* _What is asked_
Note how many lines contain "data" and give that number, with nothing else.
— Begin —
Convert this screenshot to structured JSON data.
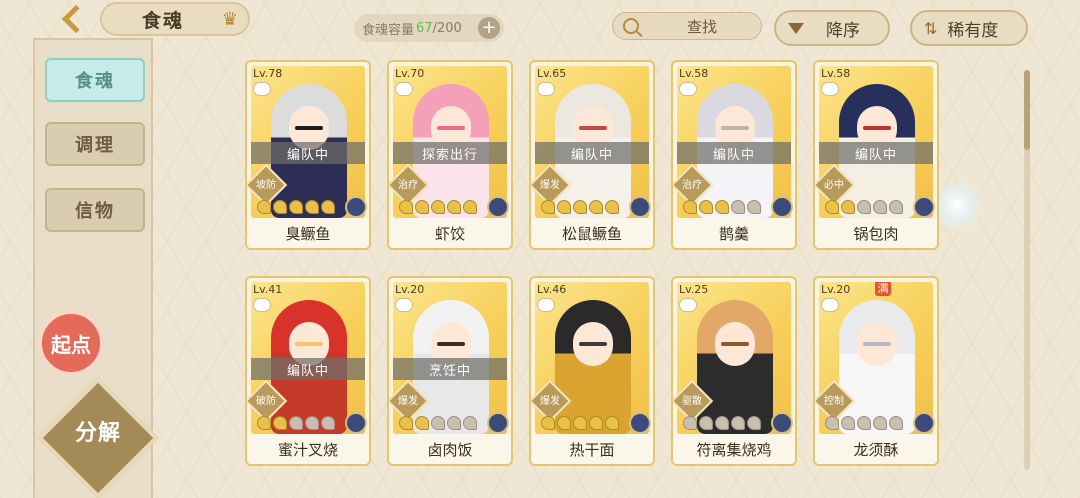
{
  "header": {
    "title": "食魂",
    "capacity_label": "食魂容量",
    "capacity_current": "67",
    "capacity_total": "/200",
    "capacity_plus": "+",
    "search_label": "查找",
    "sort_label": "降序",
    "rarity_label": "稀有度",
    "rarity_symbol": "⇅"
  },
  "sidebar": {
    "tabs": [
      {
        "label": "食魂"
      },
      {
        "label": "调理"
      },
      {
        "label": "信物"
      }
    ],
    "start_label": "起点",
    "decompose_label": "分解"
  },
  "cards": [
    {
      "lv": "Lv.78",
      "status": "编队中",
      "role": "坡防",
      "name": "臭鳜鱼",
      "stars": 5,
      "lit": 5,
      "hair": "#dcdcdc",
      "cloth": "#2d2d56",
      "accent": "#1c1c1c"
    },
    {
      "lv": "Lv.70",
      "status": "探索出行",
      "role": "治疗",
      "name": "虾饺",
      "stars": 5,
      "lit": 5,
      "hair": "#f4a0b8",
      "cloth": "#fbe3ea",
      "accent": "#e86b8a"
    },
    {
      "lv": "Lv.65",
      "status": "编队中",
      "role": "爆发",
      "name": "松鼠鳜鱼",
      "stars": 5,
      "lit": 5,
      "hair": "#ece8e0",
      "cloth": "#f5f1ea",
      "accent": "#c44a4a"
    },
    {
      "lv": "Lv.58",
      "status": "编队中",
      "role": "治疗",
      "name": "鹊羹",
      "stars": 5,
      "lit": 3,
      "hair": "#d9d9df",
      "cloth": "#f4f4f8",
      "accent": "#bdb6a0"
    },
    {
      "lv": "Lv.58",
      "status": "编队中",
      "role": "必中",
      "name": "锅包肉",
      "stars": 5,
      "lit": 2,
      "hair": "#26305a",
      "cloth": "#f4efe3",
      "accent": "#b8322a"
    },
    {
      "lv": "Lv.41",
      "status": "编队中",
      "role": "破防",
      "name": "蜜汁叉烧",
      "stars": 5,
      "lit": 2,
      "hair": "#d8332a",
      "cloth": "#c63a2a",
      "accent": "#f6c56a"
    },
    {
      "lv": "Lv.20",
      "status": "烹饪中",
      "role": "爆发",
      "name": "卤肉饭",
      "stars": 5,
      "lit": 2,
      "hair": "#f2f2f2",
      "cloth": "#e8e8e8",
      "accent": "#3a2a20"
    },
    {
      "lv": "Lv.46",
      "status": "",
      "role": "爆发",
      "name": "热干面",
      "stars": 5,
      "lit": 5,
      "hair": "#2a2a2a",
      "cloth": "#d9a530",
      "accent": "#3d3a36"
    },
    {
      "lv": "Lv.25",
      "status": "",
      "role": "驱散",
      "name": "符离集烧鸡",
      "stars": 5,
      "lit": 0,
      "hair": "#e1a868",
      "cloth": "#2c2c2c",
      "accent": "#8b5a2a"
    },
    {
      "lv": "Lv.20",
      "status": "",
      "role": "控制",
      "name": "龙须酥",
      "stars": 5,
      "lit": 0,
      "hair": "#eaeaea",
      "cloth": "#f6f6f6",
      "accent": "#b8b8c8",
      "full": "满"
    }
  ]
}
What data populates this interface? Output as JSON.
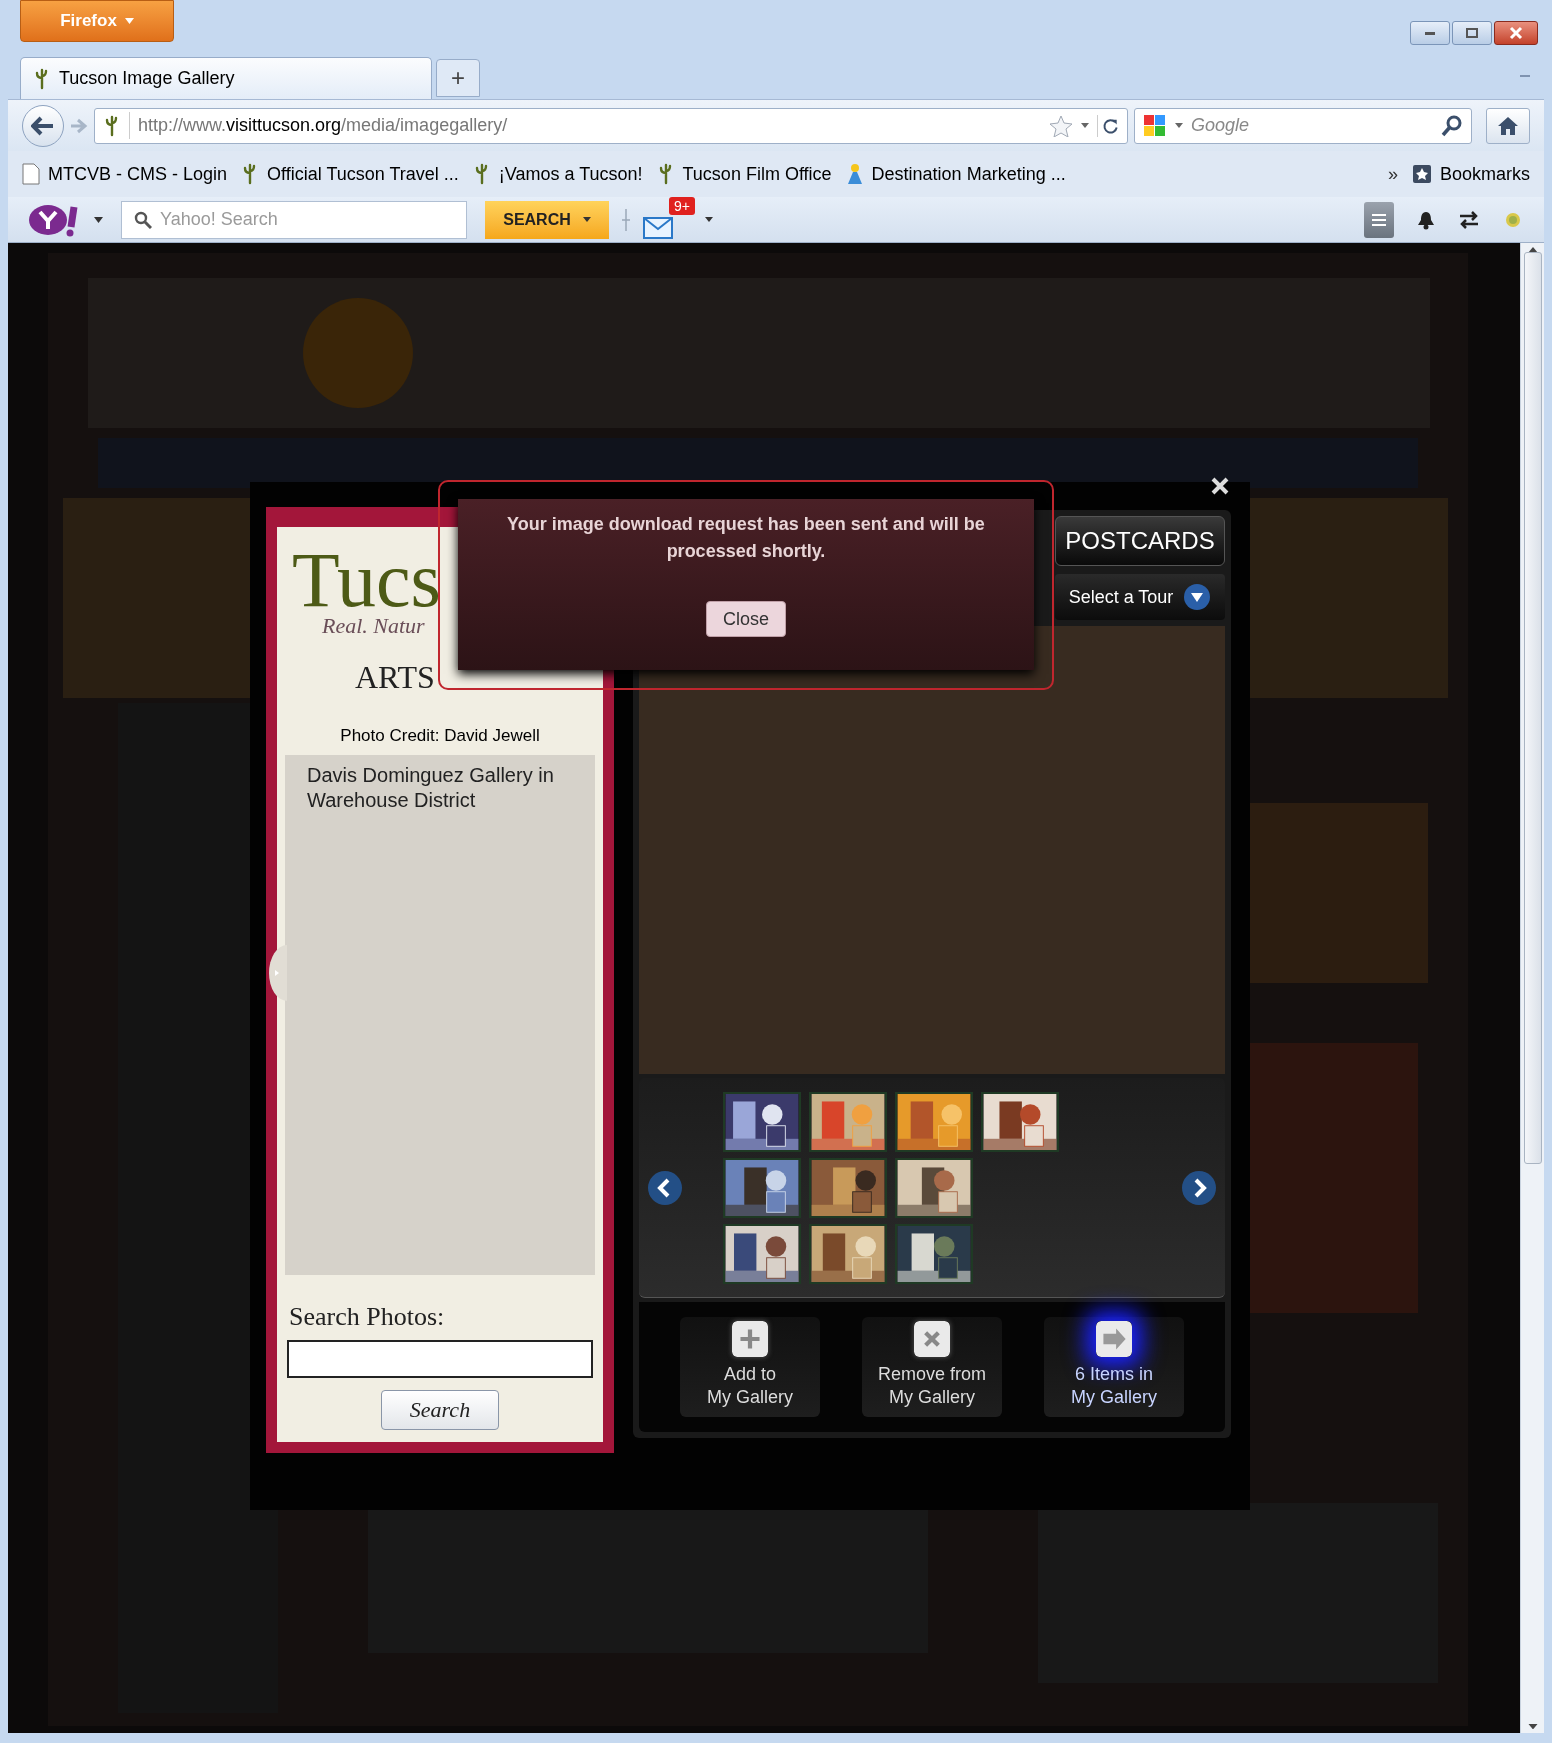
{
  "browser": {
    "menu_button": "Firefox",
    "tabs": [
      {
        "title": "Tucson Image Gallery",
        "selected": true
      }
    ],
    "new_tab": "+",
    "url": {
      "prefix": "http://www.",
      "domain": "visittucson.org",
      "path": "/media/imagegallery/"
    },
    "search_placeholder": "Google",
    "bookmarks": [
      {
        "label": "MTCVB - CMS - Login",
        "kind": "page"
      },
      {
        "label": "Official Tucson Travel ...",
        "kind": "cactus"
      },
      {
        "label": "¡Vamos a Tucson!",
        "kind": "cactus"
      },
      {
        "label": "Tucson Film Office",
        "kind": "cactus"
      },
      {
        "label": "Destination Marketing ...",
        "kind": "figure"
      }
    ],
    "overflow": "»",
    "bookmarks_menu": "Bookmarks"
  },
  "yahoo_toolbar": {
    "search_placeholder": "Yahoo! Search",
    "search_button": "SEARCH",
    "mail_badge": "9+"
  },
  "gallery": {
    "logo": "Tucs",
    "logo_tagline": "Real. Natur",
    "category": "ARTS",
    "photo_credit": "Photo Credit: David Jewell",
    "caption": "Davis Dominguez Gallery in Warehouse District",
    "search_label": "Search Photos:",
    "search_button": "Search",
    "tab": "POSTCARDS",
    "tour_select": "Select a Tour",
    "actions": [
      {
        "kind": "add",
        "label": "Add to\nMy Gallery",
        "highlighted": false
      },
      {
        "kind": "remove",
        "label": "Remove from\nMy Gallery",
        "highlighted": false
      },
      {
        "kind": "view",
        "label": "6 Items in\nMy Gallery",
        "highlighted": true
      }
    ]
  },
  "alert": {
    "message": "Your image download request has been sent and will be processed shortly.",
    "button": "Close"
  }
}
— End —
* _Final result_
2